■ **Your task**:
Reproduce the data below in full and exclude every picture.

Start of Data for this exercise

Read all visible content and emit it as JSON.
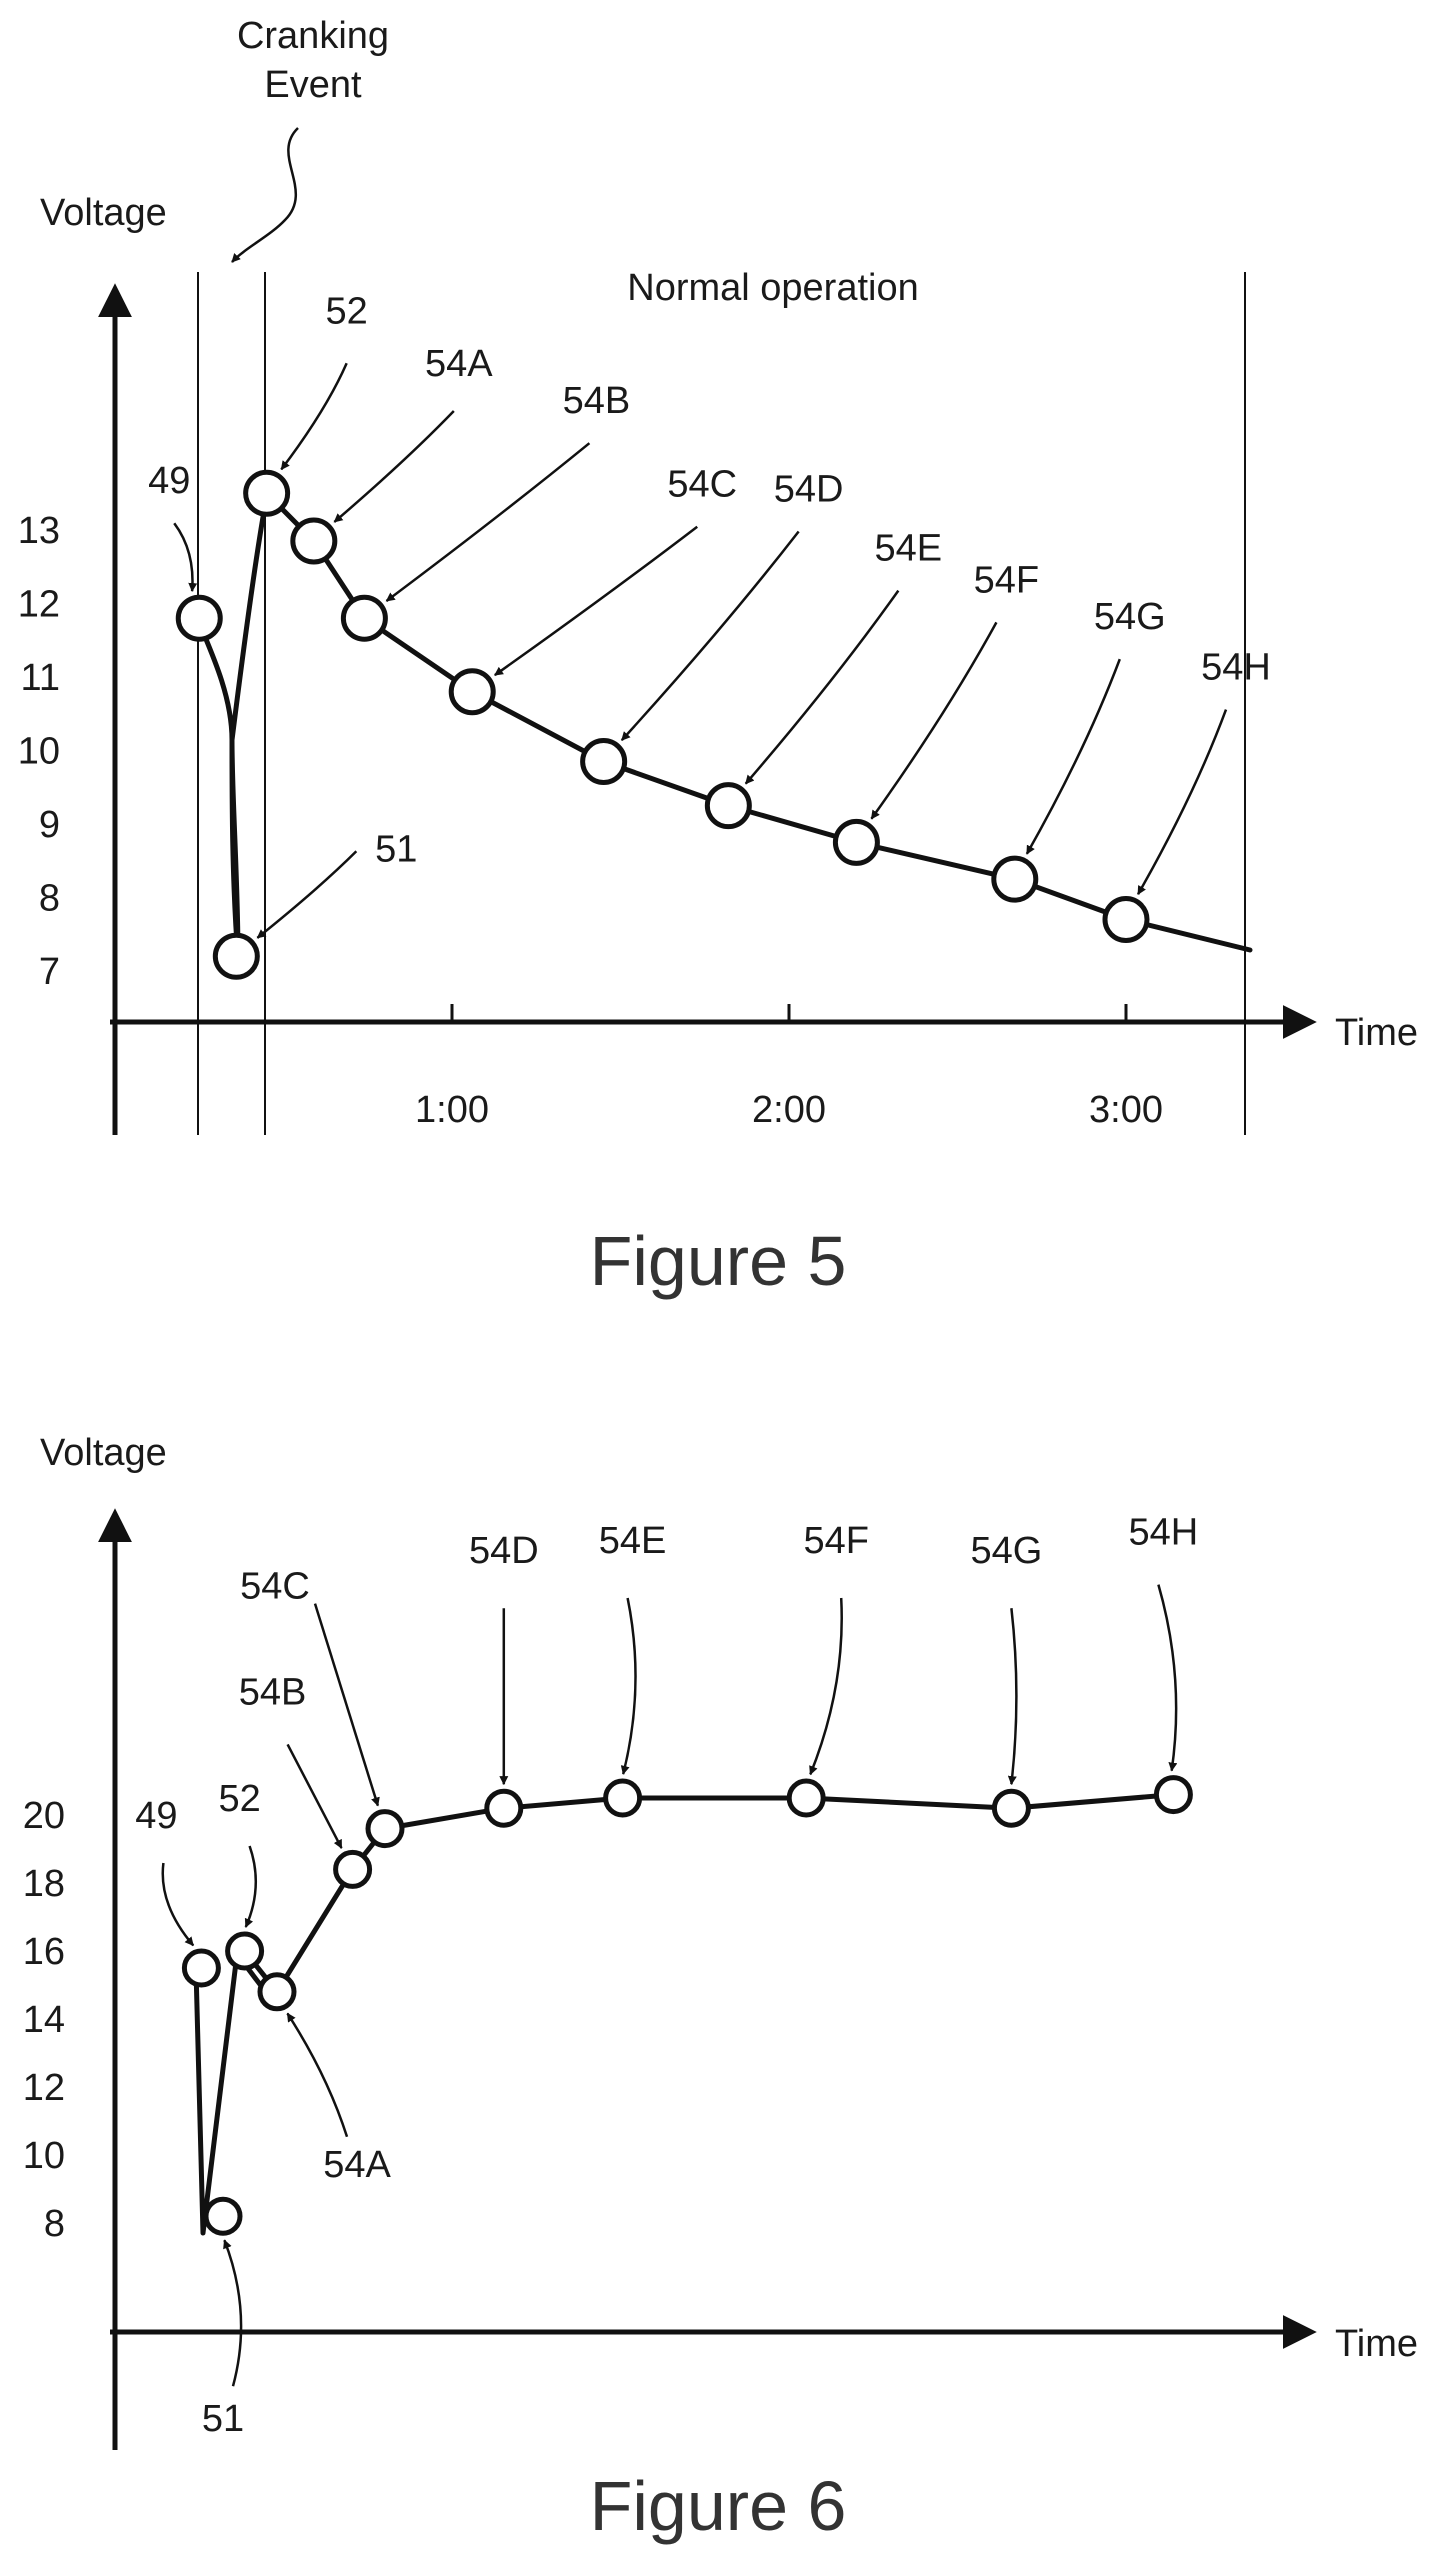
{
  "chart_data": [
    {
      "type": "line",
      "title": "",
      "caption": "Figure 5",
      "xlabel": "Time",
      "ylabel": "Voltage",
      "annotations": {
        "cranking": [
          "Cranking",
          "Event"
        ],
        "normal": "Normal operation"
      },
      "ytick_labels": [
        "13",
        "12",
        "11",
        "10",
        "9",
        "8",
        "7"
      ],
      "xtick_labels": [
        "1:00",
        "2:00",
        "3:00"
      ],
      "ylim": [
        6.3,
        16.5
      ],
      "xlim_minutes": [
        0,
        3.5
      ],
      "points": [
        {
          "label": "49",
          "x_min": 0.25,
          "y": 11.8
        },
        {
          "label": "51",
          "x_min": 0.36,
          "y": 7.2
        },
        {
          "label": "52",
          "x_min": 0.45,
          "y": 13.5
        },
        {
          "label": "54A",
          "x_min": 0.59,
          "y": 12.85
        },
        {
          "label": "54B",
          "x_min": 0.74,
          "y": 11.8
        },
        {
          "label": "54C",
          "x_min": 1.06,
          "y": 10.8
        },
        {
          "label": "54D",
          "x_min": 1.45,
          "y": 9.85
        },
        {
          "label": "54E",
          "x_min": 1.82,
          "y": 9.25
        },
        {
          "label": "54F",
          "x_min": 2.2,
          "y": 8.75
        },
        {
          "label": "54G",
          "x_min": 2.67,
          "y": 8.25
        },
        {
          "label": "54H",
          "x_min": 3.0,
          "y": 7.7
        }
      ],
      "grid": false,
      "legend": "none"
    },
    {
      "type": "line",
      "title": "",
      "caption": "Figure 6",
      "xlabel": "Time",
      "ylabel": "Voltage",
      "ytick_labels": [
        "20",
        "18",
        "16",
        "14",
        "12",
        "10",
        "8"
      ],
      "ylim": [
        5,
        30
      ],
      "points": [
        {
          "label": "49",
          "x_rel": 0.08,
          "y": 15.5
        },
        {
          "label": "51",
          "x_rel": 0.1,
          "y": 8.2
        },
        {
          "label": "52",
          "x_rel": 0.12,
          "y": 16.0
        },
        {
          "label": "54A",
          "x_rel": 0.15,
          "y": 14.8
        },
        {
          "label": "54B",
          "x_rel": 0.22,
          "y": 18.4
        },
        {
          "label": "54C",
          "x_rel": 0.25,
          "y": 19.6
        },
        {
          "label": "54D",
          "x_rel": 0.36,
          "y": 20.2
        },
        {
          "label": "54E",
          "x_rel": 0.47,
          "y": 20.5
        },
        {
          "label": "54F",
          "x_rel": 0.64,
          "y": 20.5
        },
        {
          "label": "54G",
          "x_rel": 0.83,
          "y": 20.2
        },
        {
          "label": "54H",
          "x_rel": 0.98,
          "y": 20.6
        }
      ],
      "grid": false,
      "legend": "none"
    }
  ]
}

End of Data for this exercise

■ **Exercise solution**:
Read all visible content and emit it as JSON.
{
  "chart_data": [
    {
      "type": "line",
      "title": "",
      "caption": "Figure 5",
      "xlabel": "Time",
      "ylabel": "Voltage",
      "annotations": {
        "cranking": [
          "Cranking",
          "Event"
        ],
        "normal": "Normal operation"
      },
      "ytick_labels": [
        "13",
        "12",
        "11",
        "10",
        "9",
        "8",
        "7"
      ],
      "xtick_labels": [
        "1:00",
        "2:00",
        "3:00"
      ],
      "ylim": [
        6.3,
        16.5
      ],
      "xlim_minutes": [
        0,
        3.5
      ],
      "points": [
        {
          "label": "49",
          "x_min": 0.25,
          "y": 11.8
        },
        {
          "label": "51",
          "x_min": 0.36,
          "y": 7.2
        },
        {
          "label": "52",
          "x_min": 0.45,
          "y": 13.5
        },
        {
          "label": "54A",
          "x_min": 0.59,
          "y": 12.85
        },
        {
          "label": "54B",
          "x_min": 0.74,
          "y": 11.8
        },
        {
          "label": "54C",
          "x_min": 1.06,
          "y": 10.8
        },
        {
          "label": "54D",
          "x_min": 1.45,
          "y": 9.85
        },
        {
          "label": "54E",
          "x_min": 1.82,
          "y": 9.25
        },
        {
          "label": "54F",
          "x_min": 2.2,
          "y": 8.75
        },
        {
          "label": "54G",
          "x_min": 2.67,
          "y": 8.25
        },
        {
          "label": "54H",
          "x_min": 3.0,
          "y": 7.7
        }
      ],
      "grid": false,
      "legend": "none"
    },
    {
      "type": "line",
      "title": "",
      "caption": "Figure 6",
      "xlabel": "Time",
      "ylabel": "Voltage",
      "ytick_labels": [
        "20",
        "18",
        "16",
        "14",
        "12",
        "10",
        "8"
      ],
      "ylim": [
        5,
        30
      ],
      "points": [
        {
          "label": "49",
          "x_rel": 0.08,
          "y": 15.5
        },
        {
          "label": "51",
          "x_rel": 0.1,
          "y": 8.2
        },
        {
          "label": "52",
          "x_rel": 0.12,
          "y": 16.0
        },
        {
          "label": "54A",
          "x_rel": 0.15,
          "y": 14.8
        },
        {
          "label": "54B",
          "x_rel": 0.22,
          "y": 18.4
        },
        {
          "label": "54C",
          "x_rel": 0.25,
          "y": 19.6
        },
        {
          "label": "54D",
          "x_rel": 0.36,
          "y": 20.2
        },
        {
          "label": "54E",
          "x_rel": 0.47,
          "y": 20.5
        },
        {
          "label": "54F",
          "x_rel": 0.64,
          "y": 20.5
        },
        {
          "label": "54G",
          "x_rel": 0.83,
          "y": 20.2
        },
        {
          "label": "54H",
          "x_rel": 0.98,
          "y": 20.6
        }
      ],
      "grid": false,
      "legend": "none"
    }
  ]
}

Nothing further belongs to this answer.